** BEGIN GIVEN DATA **
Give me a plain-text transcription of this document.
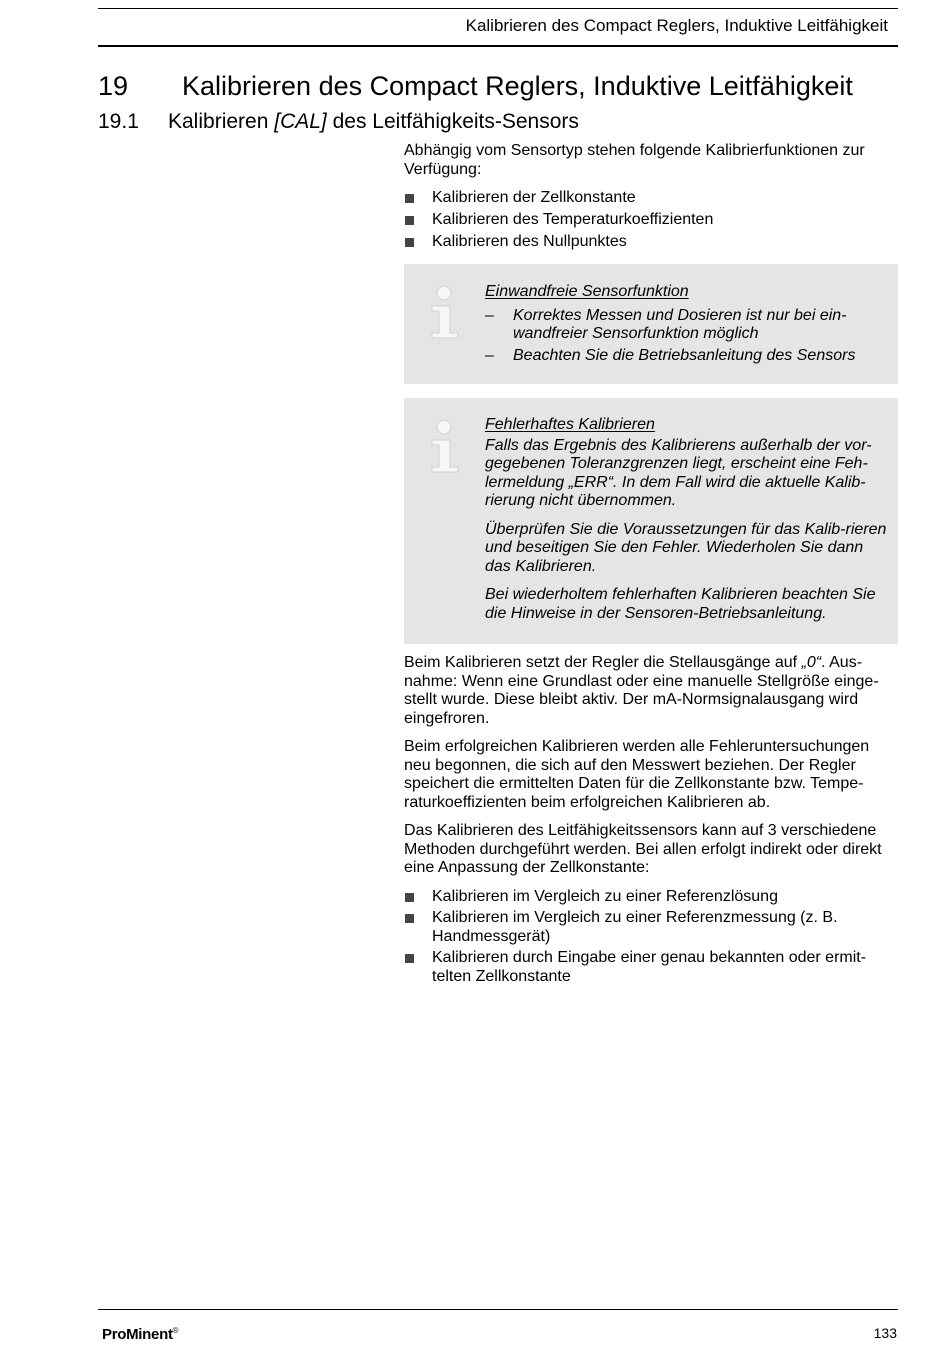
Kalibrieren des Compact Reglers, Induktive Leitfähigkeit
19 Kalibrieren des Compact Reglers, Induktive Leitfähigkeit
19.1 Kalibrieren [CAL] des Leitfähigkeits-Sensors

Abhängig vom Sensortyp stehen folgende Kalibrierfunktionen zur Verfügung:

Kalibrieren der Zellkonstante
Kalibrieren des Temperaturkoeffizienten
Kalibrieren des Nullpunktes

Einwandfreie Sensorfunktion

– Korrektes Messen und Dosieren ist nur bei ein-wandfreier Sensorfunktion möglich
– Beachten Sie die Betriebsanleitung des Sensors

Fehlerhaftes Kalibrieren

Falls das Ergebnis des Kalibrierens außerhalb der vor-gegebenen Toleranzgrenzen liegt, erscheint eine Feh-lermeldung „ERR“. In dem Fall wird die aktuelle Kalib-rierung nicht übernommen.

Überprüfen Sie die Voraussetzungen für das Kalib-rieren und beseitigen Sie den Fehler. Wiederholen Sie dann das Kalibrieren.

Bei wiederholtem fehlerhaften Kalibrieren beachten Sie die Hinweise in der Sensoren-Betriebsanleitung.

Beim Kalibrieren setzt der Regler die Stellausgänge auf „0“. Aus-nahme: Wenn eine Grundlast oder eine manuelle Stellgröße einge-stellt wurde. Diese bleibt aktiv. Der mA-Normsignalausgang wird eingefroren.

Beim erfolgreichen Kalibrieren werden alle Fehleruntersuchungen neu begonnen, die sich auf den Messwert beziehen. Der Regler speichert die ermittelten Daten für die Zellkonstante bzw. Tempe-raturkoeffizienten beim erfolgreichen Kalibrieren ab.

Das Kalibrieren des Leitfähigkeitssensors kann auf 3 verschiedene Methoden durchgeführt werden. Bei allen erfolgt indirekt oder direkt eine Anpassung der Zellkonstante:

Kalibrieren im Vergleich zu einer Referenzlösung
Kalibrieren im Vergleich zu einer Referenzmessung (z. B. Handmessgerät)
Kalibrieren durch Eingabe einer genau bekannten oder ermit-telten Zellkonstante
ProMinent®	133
** END GIVEN DATA **
DESCRIPTION OF THE TASK. Extract from the data every line where "oder" shows up.

CORRECT OUTPUT.
Beim Kalibrieren setzt der Regler die Stellausgänge auf „0“. Aus-nahme: Wenn eine Grundlast oder eine manuelle Stellgröße einge-stellt wurde. Diese bleibt aktiv. Der mA-Normsignalausgang wird eingefroren.
Das Kalibrieren des Leitfähigkeitssensors kann auf 3 verschiedene Methoden durchgeführt werden. Bei allen erfolgt indirekt oder direkt eine Anpassung der Zellkonstante:
Kalibrieren durch Eingabe einer genau bekannten oder ermit-telten Zellkonstante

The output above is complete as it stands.